What you will do >>
Collect each line of the entries that holds the string "label".

-.-.-

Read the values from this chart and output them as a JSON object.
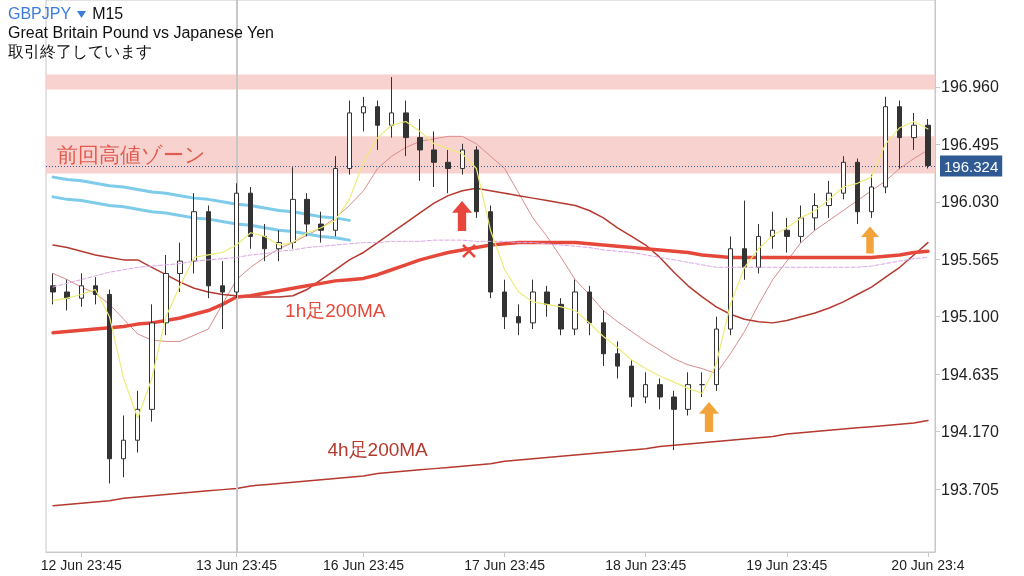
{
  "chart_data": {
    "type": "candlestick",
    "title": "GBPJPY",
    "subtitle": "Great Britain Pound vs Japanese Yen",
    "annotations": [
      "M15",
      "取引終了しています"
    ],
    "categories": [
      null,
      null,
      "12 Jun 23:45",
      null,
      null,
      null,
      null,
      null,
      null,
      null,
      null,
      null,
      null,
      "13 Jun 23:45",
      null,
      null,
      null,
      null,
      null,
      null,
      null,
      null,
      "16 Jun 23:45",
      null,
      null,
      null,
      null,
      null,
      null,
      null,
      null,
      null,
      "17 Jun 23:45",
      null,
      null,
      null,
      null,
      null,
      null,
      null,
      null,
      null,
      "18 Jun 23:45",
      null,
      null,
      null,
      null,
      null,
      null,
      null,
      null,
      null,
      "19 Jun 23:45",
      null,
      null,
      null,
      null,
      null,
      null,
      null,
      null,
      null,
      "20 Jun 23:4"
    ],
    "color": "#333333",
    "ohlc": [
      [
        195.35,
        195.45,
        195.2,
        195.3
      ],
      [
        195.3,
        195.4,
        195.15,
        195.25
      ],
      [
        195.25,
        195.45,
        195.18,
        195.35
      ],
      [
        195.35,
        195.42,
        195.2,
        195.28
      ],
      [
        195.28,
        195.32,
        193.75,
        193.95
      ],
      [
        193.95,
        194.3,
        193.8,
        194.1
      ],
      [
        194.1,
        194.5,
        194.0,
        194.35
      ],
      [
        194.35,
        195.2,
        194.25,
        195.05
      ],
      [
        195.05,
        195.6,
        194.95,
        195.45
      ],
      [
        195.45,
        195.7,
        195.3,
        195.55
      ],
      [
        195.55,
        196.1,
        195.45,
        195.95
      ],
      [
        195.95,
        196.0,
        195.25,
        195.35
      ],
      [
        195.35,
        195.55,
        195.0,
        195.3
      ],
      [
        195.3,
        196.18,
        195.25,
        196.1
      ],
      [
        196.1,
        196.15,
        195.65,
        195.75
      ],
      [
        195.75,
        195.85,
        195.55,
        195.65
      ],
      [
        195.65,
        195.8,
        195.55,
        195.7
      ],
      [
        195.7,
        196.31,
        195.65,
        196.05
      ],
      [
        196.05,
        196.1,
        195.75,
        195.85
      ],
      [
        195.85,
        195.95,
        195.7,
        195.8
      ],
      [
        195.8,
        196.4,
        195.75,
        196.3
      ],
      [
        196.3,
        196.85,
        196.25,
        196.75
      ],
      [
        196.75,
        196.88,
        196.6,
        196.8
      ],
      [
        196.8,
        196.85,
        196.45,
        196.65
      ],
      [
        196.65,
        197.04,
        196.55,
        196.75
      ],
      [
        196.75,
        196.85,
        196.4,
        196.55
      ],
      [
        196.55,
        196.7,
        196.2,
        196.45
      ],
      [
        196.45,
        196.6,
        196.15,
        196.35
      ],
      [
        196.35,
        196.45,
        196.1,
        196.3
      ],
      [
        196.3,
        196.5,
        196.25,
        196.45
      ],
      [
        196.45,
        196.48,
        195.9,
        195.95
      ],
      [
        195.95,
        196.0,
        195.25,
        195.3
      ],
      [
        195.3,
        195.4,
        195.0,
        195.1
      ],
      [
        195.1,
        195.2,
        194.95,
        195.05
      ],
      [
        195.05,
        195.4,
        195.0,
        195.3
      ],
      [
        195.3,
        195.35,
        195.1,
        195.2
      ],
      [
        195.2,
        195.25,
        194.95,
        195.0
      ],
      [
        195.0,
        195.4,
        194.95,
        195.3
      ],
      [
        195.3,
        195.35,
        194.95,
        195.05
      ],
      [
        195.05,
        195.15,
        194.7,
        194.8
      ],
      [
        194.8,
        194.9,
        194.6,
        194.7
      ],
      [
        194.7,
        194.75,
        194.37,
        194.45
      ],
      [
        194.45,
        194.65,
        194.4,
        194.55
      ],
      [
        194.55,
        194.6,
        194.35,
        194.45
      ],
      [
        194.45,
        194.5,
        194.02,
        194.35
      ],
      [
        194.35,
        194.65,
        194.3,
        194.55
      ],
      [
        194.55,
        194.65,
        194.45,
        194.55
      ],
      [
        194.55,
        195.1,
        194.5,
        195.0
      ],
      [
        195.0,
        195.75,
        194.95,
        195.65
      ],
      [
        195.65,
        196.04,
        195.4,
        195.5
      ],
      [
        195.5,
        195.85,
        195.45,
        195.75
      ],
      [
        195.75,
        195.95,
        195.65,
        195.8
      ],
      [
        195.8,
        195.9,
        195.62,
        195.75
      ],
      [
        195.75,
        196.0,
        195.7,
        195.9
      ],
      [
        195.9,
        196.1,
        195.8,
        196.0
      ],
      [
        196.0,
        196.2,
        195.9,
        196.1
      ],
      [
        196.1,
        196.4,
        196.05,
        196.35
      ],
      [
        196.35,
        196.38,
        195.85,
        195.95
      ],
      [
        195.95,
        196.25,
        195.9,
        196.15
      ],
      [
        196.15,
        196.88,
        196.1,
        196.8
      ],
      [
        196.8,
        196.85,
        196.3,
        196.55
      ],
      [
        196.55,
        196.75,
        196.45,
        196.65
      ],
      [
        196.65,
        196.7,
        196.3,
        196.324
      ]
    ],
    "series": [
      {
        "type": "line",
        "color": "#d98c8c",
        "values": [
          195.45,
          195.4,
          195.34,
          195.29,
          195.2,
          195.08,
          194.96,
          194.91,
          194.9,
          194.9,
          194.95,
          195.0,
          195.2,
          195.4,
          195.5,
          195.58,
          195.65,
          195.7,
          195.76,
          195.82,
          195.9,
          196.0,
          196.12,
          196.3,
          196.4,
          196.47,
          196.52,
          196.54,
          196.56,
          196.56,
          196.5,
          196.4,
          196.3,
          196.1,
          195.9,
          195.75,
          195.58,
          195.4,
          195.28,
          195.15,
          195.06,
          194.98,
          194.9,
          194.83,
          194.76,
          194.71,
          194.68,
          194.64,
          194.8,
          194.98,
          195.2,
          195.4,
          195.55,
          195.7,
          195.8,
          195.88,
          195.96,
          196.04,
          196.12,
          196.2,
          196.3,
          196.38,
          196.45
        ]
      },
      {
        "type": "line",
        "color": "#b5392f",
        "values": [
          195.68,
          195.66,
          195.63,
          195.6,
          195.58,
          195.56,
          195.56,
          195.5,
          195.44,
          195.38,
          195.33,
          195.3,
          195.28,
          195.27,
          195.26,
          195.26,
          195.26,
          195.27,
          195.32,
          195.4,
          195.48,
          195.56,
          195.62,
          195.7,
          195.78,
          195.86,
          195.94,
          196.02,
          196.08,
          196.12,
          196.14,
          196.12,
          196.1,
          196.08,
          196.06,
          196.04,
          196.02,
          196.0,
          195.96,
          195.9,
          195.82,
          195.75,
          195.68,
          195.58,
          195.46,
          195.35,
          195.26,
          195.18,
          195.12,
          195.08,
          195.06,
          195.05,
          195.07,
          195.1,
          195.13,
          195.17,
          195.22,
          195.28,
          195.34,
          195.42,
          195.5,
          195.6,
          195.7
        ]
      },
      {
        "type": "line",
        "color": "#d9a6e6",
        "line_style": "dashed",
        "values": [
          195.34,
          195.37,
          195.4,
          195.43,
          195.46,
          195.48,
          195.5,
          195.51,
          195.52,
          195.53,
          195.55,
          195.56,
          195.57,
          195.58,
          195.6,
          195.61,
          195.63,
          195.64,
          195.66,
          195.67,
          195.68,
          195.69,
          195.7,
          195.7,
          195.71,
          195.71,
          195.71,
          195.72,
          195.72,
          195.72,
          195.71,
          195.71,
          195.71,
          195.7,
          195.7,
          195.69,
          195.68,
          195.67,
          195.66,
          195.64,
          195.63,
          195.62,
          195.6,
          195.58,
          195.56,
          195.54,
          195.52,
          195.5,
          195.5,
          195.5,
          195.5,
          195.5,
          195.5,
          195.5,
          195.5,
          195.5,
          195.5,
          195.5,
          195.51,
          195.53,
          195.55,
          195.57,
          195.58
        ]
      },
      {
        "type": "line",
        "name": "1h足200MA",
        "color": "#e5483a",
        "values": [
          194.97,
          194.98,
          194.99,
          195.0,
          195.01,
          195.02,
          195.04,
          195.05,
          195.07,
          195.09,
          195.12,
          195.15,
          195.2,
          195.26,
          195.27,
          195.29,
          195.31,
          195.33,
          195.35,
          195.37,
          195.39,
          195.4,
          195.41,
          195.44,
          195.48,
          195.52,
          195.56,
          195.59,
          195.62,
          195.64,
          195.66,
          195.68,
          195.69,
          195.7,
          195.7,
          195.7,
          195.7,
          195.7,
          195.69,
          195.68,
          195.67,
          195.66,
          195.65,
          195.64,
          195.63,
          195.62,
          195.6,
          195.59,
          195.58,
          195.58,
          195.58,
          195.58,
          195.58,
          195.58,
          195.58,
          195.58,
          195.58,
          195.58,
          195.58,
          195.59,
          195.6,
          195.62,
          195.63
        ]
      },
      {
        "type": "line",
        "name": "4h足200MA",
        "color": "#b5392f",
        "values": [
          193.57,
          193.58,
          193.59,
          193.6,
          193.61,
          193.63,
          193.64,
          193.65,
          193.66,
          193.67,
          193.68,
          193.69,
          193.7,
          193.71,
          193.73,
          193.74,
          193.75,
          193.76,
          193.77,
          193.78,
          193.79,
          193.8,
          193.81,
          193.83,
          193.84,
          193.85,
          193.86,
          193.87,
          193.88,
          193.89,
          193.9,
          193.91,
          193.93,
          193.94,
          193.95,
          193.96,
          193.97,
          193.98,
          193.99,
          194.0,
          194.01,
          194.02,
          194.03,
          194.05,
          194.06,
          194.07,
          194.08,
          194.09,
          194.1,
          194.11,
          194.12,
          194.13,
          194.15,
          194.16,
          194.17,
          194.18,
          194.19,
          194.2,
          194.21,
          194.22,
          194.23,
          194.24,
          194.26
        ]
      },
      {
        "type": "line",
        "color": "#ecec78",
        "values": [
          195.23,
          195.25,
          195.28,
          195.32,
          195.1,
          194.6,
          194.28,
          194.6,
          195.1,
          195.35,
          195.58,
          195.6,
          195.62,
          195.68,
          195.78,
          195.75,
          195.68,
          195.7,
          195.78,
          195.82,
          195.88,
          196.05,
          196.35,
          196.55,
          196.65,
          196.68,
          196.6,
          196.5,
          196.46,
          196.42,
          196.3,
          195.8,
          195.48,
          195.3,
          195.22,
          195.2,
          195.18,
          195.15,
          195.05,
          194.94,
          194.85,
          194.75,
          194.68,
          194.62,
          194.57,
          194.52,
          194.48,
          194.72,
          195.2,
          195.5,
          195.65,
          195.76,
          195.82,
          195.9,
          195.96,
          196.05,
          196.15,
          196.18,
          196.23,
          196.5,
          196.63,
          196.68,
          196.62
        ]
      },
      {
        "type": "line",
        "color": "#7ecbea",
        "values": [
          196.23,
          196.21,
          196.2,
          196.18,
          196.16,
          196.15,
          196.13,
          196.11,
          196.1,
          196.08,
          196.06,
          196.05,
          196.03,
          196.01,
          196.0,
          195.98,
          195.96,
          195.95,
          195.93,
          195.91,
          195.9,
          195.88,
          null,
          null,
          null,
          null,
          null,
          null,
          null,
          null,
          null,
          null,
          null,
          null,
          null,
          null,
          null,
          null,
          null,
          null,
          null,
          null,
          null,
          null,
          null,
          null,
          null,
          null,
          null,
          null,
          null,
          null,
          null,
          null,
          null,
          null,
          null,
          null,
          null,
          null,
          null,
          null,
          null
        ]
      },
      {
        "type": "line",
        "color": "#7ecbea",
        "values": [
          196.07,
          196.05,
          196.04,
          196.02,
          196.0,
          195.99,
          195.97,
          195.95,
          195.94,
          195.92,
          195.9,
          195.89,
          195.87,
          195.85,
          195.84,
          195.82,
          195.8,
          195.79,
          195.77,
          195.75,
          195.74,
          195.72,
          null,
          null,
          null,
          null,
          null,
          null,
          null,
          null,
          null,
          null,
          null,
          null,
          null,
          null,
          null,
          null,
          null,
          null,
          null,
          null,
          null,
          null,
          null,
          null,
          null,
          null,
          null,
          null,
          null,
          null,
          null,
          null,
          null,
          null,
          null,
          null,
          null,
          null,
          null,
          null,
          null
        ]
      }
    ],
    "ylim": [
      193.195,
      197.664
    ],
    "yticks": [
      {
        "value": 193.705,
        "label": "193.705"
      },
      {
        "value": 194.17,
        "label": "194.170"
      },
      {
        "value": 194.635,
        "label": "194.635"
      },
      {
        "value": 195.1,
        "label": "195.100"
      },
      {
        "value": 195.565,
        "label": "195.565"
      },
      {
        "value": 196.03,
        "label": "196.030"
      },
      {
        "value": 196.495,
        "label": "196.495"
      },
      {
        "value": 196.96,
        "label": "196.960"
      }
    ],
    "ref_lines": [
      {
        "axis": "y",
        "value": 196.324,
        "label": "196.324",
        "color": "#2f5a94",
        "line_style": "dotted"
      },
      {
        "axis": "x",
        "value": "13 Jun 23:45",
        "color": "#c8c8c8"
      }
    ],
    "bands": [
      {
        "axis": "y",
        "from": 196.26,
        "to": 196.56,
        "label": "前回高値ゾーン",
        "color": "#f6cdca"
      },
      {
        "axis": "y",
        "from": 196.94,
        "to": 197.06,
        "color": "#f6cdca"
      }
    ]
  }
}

-.-.-

Task response >>
        "label": "193.705"
        "label": "194.170"
        "label": "194.635"
        "label": "195.100"
        "label": "195.565"
        "label": "196.030"
        "label": "196.495"
        "label": "196.960"
        "label": "196.324",
        "label": "前回高値ゾーン",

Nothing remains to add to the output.